WHAT THIS EXERCISE ASKS
(a) According to the passage on machining precision, what term names the deviation of a part's actual geometric parameters from the ideal ones?
(b) Give every pair of measurement types into which the passage on machining precision divides its measurement methods.
(c) Summarize the passage on machining precision in two sentences.

PASSAGE PROVIDED
########
Machining precision is the degree of conformity between the actual size, shape and position of the three geometric parameters of the surface of the processed part and the ideal geometric parameters required by the drawing. Ideal geometric parameters are average sizes; for surface geometry, they are absolute circles, cylinders, planes, cones, and straight lines; for mutual positions between surfaces, they are absolutely parallel, vertical, coaxial, symmetrical, etc. The deviation of the actual geometric parameters of the part from the ideal geometric parameters is called the machining error. Our precision machining is based on machine tool spindle, rotary thimble, lead screw, shaft machining, CNC lathe machining and tool holder! The quality is guaranteed.
According to different processing precision content and precision requirements, different measurement methods are used. Generally speaking, there are the following types of methods:
1. The machining precision measurement can be divided into direct measurement and indirect measurement.
Direct measurement: directly measure the parameter to obtain the measured size. For example, use calipers and comparators to measure.
Indirect measurement: Measure the geometric parameters related to the measured size, and obtain the size through calculation.
Obviously, direct measurement is more intuitive, and indirect measurement is more cumbersome. Generally, when the measured size or direct measurement fails to meet the precision requirements, indirect measurement has to be used.
2. Precision machining can be divided into absolute measurement and relative measurement according to whether the reading value of the measuring tool directly represents the value of the measured size.
Absolute measurement: The reading value directly indicates the size of the measured size, such as measuring with a vernier caliper.
Relative measurement: The reading value only indicates the deviation of the measured size from the standard quantity. If you use a comparator to measure the diameter of the shaft, you need to adjust the zero position of the instrument with a gauge block first, and then perform the measurement. The measured value is the difference between the diameter of the measured shaft and the size of the gauge block. This is a relative measurement. Generally speaking, the relative measurement precision is higher, but the measurement is more troublesome.
3. The machining precision is divided into contact measurement and non-contact measurement according to whether the measured surface is in contact with the measuring head of the measuring instrument.
Contact measurement: The measuring head is in contact with the surface to be touched, and there is a precise measuring force, such as measuring parts with a micrometer.
Non-contact measurement: The measuring head is not in contact with the surface of the measured part. Non-contact measurement can avoid the influence of the measuring force on the measurement result, such as the use of projection method, light wave interferometry and so on.
4. Precision machining is divided into single measurement and comprehensive measurement according to the number of measurement parameters at a time.
Single measurement: measure each parameter of the tested part separately.
Comprehensive measurement: measure the comprehensive index reflecting the relevant parameters of the part. For example, when measuring the thread with a tool microscope, the actual pitch diameter of the thread, the half-angle error of the tooth profile, and the cumulative error of the thread pitch can be measured separately.
########
RECORD SET
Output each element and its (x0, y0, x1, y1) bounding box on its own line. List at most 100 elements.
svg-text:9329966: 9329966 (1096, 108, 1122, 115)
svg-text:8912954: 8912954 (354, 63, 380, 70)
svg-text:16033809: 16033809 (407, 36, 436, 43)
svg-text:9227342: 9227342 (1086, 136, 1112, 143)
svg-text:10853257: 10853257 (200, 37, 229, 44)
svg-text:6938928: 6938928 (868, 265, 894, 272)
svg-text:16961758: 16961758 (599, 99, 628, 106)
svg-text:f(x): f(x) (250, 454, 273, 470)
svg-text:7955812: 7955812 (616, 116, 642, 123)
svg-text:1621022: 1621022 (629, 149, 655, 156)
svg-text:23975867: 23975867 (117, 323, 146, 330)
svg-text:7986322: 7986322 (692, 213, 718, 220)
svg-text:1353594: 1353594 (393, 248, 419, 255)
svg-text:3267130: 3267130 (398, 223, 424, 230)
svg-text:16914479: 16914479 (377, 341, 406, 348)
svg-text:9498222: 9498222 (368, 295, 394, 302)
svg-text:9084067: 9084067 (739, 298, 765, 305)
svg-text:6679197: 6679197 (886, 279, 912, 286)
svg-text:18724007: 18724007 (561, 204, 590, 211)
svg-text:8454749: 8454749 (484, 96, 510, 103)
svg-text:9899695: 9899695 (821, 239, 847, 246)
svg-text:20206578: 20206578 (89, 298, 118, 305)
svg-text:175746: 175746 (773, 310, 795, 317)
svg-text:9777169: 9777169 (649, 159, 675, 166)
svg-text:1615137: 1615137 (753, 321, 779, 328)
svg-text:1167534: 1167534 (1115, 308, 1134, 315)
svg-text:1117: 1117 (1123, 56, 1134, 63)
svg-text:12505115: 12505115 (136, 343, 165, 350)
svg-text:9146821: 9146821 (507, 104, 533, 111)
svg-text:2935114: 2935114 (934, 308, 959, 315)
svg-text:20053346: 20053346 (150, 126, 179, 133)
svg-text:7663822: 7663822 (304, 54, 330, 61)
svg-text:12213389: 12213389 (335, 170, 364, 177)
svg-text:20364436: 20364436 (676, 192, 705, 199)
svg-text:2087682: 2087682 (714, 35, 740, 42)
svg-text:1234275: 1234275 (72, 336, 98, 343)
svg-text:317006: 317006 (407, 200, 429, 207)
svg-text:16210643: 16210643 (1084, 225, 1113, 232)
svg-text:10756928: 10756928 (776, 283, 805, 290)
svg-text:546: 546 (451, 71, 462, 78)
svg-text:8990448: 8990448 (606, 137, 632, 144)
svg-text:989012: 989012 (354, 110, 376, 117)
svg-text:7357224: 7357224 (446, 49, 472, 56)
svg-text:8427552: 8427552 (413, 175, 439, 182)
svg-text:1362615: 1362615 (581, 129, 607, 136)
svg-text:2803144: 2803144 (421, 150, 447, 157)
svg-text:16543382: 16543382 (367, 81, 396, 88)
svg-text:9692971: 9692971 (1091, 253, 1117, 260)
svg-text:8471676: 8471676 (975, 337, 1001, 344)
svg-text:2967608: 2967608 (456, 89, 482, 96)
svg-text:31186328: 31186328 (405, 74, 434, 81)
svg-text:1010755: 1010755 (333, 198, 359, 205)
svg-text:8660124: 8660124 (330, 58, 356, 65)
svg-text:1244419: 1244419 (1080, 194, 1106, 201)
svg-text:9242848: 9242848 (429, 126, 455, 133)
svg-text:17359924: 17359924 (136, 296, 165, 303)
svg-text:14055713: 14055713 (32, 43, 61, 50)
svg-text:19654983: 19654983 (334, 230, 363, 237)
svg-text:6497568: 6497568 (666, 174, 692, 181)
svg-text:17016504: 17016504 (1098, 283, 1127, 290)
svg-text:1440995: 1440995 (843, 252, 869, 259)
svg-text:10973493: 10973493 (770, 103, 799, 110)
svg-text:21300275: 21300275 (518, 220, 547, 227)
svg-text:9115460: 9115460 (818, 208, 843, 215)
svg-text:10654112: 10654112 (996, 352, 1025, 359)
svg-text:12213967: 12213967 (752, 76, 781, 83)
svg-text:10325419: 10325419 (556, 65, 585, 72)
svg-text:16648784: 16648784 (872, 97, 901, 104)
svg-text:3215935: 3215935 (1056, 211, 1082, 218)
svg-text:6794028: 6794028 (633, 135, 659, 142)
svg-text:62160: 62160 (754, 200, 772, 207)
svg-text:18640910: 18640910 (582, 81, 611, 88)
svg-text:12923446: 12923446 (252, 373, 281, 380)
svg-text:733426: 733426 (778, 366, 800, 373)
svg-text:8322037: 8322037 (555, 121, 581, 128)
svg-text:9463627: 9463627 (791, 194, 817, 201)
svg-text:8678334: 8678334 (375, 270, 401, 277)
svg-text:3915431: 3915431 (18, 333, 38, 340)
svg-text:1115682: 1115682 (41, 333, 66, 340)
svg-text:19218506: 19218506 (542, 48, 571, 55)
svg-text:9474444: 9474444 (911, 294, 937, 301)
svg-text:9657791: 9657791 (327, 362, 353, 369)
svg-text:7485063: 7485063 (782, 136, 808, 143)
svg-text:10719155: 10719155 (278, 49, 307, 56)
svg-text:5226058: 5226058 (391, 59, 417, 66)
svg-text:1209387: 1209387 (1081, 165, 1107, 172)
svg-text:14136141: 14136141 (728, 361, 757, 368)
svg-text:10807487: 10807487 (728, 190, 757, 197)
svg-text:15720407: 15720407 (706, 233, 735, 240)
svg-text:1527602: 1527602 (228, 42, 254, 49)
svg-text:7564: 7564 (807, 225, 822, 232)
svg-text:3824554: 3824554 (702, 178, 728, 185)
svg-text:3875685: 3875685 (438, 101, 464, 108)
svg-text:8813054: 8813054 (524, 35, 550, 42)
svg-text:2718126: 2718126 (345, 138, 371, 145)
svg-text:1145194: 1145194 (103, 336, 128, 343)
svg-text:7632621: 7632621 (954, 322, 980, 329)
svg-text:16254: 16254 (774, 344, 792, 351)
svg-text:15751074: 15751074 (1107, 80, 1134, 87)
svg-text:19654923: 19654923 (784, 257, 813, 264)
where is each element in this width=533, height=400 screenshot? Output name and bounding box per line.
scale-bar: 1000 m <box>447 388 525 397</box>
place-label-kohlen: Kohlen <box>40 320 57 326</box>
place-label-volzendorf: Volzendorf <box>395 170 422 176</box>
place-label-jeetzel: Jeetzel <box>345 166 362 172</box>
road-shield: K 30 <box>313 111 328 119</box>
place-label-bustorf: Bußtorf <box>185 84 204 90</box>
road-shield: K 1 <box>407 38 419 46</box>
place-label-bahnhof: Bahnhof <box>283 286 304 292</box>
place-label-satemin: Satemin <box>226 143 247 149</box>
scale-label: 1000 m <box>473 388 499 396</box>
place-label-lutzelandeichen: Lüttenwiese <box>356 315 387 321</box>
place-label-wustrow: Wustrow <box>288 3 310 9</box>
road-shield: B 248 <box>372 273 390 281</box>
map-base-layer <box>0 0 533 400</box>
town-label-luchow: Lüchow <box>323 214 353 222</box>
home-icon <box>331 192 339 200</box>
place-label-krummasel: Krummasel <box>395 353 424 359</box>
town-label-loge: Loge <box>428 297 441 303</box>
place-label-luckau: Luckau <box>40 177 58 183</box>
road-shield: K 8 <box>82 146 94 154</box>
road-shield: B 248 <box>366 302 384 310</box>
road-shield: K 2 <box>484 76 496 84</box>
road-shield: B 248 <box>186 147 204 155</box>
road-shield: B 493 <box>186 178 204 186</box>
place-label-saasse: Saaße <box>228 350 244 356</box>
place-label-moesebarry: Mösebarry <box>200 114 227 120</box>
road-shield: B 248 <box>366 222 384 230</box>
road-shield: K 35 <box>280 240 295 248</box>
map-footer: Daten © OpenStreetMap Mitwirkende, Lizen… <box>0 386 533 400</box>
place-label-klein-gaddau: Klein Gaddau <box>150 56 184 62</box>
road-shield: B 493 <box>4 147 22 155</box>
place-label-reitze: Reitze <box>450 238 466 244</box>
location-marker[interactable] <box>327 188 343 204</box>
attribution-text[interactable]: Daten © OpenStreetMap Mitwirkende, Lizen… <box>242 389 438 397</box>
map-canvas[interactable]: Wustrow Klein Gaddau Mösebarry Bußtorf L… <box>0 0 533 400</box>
########
TASK-BY-TASK OUTPUTS
(a) It is called the machining error.

(b) Direct measurement and indirect measurement; absolute measurement and relative measurement; contact measurement and non-contact measurement; single measurement and comprehensive measurement.

(c) Machining precision is how closely the actual size, shape and position of a processed part's surface match the ideal geometric parameters required by the drawing, and any deviation from them is the machining error. Different measurement methods are used depending on the precision content and requirements, and they are grouped as direct or indirect, absolute or relative, contact or non-contact, and single or comprehensive.